TASK GOAL: Report, word for word, every line of the material that contains "carbone".

EXCERPTED DATA:

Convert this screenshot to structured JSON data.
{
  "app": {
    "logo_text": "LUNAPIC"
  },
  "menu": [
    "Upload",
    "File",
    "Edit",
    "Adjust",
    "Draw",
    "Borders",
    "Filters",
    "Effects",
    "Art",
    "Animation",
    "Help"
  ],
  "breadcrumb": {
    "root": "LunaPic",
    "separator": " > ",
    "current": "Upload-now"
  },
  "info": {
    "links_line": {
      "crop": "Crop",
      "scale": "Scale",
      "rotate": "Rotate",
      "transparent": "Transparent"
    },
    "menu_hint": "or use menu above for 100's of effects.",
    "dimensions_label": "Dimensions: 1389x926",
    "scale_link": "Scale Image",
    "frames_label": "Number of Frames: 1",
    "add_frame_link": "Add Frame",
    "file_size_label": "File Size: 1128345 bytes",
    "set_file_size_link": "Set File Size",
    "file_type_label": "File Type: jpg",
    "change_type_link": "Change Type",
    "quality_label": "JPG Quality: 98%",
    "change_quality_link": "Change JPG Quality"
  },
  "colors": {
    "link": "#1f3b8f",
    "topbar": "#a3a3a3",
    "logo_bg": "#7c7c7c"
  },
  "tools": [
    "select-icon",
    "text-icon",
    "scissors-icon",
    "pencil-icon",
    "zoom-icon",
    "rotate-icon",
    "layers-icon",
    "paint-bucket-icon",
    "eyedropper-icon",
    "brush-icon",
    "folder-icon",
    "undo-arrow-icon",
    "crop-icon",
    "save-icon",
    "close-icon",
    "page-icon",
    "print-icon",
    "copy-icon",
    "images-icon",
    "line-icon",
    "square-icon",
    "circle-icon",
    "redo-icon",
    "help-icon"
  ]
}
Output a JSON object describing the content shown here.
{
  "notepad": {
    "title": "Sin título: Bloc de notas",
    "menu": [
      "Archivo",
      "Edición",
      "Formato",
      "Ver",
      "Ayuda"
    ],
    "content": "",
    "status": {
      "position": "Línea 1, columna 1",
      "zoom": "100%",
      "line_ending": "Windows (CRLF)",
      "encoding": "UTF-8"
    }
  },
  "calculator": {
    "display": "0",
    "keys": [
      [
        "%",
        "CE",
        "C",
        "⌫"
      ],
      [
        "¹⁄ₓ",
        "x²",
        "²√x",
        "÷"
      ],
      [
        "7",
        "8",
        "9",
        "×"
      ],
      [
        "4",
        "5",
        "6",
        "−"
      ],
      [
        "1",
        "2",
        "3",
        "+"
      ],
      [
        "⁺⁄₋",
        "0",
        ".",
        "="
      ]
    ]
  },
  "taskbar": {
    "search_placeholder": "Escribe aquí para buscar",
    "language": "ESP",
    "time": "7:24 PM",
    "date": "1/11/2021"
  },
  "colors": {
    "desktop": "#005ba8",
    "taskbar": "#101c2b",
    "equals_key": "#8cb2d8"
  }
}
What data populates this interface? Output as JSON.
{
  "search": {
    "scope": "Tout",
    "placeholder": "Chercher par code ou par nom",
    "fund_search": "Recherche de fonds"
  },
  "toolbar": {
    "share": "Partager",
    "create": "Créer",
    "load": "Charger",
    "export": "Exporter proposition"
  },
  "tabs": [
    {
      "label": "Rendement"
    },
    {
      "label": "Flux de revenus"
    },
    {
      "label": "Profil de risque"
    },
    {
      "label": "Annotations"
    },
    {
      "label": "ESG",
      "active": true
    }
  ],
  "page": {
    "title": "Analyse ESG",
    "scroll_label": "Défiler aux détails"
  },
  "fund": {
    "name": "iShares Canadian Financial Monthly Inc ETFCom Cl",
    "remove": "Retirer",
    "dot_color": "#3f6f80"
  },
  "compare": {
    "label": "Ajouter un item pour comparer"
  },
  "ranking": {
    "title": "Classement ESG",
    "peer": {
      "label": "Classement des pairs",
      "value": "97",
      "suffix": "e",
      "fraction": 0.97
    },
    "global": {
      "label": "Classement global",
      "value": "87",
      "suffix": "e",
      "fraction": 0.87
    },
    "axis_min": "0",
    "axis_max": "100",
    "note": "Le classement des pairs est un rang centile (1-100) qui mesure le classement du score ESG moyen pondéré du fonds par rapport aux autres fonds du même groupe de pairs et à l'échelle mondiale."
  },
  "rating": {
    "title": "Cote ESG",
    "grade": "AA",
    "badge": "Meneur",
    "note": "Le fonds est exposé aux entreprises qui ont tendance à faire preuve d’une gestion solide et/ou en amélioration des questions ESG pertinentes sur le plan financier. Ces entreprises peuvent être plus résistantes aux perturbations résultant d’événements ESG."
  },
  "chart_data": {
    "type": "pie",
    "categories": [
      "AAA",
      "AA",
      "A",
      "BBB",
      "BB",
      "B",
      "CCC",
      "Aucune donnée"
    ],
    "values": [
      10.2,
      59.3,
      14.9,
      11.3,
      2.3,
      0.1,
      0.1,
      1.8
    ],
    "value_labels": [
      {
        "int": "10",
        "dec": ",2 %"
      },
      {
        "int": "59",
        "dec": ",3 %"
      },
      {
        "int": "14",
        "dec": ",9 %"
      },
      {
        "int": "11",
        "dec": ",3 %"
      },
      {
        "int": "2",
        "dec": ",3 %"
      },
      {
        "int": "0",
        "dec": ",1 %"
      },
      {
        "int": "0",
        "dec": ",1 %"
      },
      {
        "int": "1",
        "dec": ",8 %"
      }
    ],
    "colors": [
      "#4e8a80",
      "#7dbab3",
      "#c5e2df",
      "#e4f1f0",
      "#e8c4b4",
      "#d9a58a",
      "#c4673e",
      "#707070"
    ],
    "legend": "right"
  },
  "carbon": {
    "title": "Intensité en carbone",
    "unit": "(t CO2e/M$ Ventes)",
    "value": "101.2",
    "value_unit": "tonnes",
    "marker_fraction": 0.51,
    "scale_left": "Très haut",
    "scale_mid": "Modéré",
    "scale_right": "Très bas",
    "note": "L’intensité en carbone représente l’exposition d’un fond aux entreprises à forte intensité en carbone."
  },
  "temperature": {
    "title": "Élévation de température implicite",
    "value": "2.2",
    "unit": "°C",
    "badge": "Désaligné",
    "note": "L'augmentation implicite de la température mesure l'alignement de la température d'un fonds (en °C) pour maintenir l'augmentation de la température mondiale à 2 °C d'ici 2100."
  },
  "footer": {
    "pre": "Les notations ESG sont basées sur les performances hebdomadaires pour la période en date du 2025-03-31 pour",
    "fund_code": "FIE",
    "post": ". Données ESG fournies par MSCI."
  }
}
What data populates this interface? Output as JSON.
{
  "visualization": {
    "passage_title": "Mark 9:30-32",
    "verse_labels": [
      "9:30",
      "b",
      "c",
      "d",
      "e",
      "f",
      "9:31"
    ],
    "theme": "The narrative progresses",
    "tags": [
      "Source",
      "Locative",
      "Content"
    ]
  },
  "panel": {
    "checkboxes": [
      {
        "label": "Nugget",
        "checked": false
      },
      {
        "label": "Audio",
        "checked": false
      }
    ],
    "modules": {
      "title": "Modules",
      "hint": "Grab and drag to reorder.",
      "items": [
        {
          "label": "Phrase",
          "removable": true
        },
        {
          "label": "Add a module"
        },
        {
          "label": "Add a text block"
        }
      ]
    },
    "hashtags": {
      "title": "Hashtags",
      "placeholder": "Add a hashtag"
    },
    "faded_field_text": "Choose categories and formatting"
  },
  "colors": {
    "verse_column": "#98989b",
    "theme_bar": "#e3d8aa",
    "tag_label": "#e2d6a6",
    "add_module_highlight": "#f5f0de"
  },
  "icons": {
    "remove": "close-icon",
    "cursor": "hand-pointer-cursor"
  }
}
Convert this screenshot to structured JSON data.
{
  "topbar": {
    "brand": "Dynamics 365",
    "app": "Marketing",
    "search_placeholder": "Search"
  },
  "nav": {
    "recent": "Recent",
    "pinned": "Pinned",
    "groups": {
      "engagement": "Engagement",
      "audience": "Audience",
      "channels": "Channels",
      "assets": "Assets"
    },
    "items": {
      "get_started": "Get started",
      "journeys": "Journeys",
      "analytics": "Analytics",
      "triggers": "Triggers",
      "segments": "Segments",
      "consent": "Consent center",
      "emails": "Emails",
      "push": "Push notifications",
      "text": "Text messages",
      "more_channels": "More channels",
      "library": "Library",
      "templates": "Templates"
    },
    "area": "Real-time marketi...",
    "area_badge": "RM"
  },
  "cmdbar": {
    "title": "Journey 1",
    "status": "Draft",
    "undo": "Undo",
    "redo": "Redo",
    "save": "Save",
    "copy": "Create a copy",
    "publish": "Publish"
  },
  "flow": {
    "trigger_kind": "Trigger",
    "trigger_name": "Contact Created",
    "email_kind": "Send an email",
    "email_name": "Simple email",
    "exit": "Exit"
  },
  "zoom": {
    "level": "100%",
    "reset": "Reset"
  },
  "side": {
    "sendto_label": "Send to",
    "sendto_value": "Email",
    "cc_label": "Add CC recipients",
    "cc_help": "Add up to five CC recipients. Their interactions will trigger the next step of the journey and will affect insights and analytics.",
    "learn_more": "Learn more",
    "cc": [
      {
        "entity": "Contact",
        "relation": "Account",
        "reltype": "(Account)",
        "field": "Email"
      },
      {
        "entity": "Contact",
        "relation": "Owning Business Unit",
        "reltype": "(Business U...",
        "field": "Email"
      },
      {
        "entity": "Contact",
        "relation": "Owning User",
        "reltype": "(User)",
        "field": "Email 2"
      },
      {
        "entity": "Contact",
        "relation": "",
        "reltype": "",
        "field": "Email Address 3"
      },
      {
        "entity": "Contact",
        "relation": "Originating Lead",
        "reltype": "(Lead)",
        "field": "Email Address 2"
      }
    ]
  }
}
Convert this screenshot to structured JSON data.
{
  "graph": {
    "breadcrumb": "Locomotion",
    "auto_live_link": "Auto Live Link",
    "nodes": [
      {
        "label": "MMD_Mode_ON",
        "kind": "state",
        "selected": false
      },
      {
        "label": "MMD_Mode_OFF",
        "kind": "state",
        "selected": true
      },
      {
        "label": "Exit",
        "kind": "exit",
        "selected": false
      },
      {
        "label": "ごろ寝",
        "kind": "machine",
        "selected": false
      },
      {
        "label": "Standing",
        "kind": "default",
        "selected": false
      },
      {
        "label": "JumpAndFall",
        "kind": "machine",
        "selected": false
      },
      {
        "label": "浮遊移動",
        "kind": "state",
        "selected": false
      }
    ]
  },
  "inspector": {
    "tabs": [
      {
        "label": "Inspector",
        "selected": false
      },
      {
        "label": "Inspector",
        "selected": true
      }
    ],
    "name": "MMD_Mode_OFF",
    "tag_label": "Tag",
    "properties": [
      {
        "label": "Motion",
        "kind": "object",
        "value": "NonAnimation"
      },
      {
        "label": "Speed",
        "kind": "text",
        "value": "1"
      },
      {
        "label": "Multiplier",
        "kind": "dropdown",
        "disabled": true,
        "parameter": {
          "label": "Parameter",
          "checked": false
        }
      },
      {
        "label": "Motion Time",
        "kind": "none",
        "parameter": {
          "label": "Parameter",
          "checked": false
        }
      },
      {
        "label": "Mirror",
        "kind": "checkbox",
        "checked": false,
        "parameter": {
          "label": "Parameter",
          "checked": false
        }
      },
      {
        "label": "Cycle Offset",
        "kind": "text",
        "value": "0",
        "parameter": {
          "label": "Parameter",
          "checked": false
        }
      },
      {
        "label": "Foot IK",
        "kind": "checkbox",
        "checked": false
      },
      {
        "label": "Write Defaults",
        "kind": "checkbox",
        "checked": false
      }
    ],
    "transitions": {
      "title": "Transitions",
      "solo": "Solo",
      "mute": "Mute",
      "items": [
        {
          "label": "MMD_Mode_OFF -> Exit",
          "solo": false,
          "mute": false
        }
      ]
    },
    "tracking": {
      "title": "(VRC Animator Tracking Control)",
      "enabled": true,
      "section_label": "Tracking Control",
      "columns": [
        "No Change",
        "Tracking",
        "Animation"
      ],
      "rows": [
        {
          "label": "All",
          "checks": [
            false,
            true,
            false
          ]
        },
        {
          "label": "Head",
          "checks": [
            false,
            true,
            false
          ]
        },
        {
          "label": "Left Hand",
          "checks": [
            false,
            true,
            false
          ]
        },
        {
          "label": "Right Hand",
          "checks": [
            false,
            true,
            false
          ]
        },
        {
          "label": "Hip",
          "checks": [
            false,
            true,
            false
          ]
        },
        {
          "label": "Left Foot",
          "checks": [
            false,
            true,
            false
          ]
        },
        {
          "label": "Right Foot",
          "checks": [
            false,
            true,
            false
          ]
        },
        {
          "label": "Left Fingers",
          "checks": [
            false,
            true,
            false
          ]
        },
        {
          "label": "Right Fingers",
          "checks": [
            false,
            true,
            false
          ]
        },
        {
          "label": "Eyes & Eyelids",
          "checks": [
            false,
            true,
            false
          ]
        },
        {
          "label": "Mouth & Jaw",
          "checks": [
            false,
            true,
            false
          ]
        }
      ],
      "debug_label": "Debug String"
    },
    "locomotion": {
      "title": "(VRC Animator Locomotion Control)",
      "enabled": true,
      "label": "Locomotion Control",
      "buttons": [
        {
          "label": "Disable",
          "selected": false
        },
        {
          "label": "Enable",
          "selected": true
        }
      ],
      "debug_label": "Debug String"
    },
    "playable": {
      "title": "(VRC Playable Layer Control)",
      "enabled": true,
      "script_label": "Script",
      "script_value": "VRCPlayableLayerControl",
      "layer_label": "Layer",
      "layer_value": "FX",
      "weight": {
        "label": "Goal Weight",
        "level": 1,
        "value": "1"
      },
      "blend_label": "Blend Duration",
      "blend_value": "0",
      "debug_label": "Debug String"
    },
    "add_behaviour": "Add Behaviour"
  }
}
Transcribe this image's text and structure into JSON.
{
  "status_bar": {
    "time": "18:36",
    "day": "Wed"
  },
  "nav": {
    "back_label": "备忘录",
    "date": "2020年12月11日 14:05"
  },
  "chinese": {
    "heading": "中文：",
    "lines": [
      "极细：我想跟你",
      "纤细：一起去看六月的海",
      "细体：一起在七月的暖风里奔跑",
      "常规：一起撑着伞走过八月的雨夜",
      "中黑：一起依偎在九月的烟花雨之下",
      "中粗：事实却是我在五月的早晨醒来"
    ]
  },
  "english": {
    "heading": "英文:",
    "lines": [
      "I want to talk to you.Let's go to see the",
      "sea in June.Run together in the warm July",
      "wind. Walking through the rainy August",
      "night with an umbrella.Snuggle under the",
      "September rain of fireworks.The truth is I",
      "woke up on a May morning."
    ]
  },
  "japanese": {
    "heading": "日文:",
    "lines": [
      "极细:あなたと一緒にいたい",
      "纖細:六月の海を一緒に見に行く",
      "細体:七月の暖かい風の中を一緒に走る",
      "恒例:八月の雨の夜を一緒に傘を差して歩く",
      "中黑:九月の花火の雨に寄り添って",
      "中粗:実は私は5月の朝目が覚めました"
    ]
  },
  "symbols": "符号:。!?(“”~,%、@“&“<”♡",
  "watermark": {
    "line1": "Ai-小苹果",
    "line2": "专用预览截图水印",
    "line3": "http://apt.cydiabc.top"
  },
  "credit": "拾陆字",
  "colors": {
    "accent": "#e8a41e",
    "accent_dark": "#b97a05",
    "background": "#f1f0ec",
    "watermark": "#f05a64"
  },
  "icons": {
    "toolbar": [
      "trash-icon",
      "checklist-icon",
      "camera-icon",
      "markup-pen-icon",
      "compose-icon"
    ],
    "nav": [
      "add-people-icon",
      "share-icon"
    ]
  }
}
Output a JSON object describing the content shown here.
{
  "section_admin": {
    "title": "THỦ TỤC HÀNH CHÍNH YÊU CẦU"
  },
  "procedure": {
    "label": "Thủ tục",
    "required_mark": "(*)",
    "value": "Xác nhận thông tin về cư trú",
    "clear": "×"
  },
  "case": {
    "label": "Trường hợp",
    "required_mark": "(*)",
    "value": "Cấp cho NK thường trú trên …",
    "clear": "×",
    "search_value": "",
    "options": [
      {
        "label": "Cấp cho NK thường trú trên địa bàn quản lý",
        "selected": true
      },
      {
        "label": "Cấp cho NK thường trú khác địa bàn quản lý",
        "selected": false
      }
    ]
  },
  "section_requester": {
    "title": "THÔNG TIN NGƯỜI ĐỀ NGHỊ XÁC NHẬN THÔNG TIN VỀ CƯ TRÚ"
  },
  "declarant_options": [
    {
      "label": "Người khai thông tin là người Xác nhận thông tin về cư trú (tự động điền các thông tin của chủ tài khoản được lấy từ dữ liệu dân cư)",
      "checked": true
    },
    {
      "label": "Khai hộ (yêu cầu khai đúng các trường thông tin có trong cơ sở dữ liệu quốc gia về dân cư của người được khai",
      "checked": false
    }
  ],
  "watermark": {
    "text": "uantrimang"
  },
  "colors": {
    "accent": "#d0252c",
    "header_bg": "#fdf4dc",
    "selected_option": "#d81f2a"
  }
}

CORRECT RESPONSE:
    "title": "Intensité en carbone",
    "note": "L’intensité en carbone représente l’exposition d’un fond aux entreprises à forte intensité en carbone."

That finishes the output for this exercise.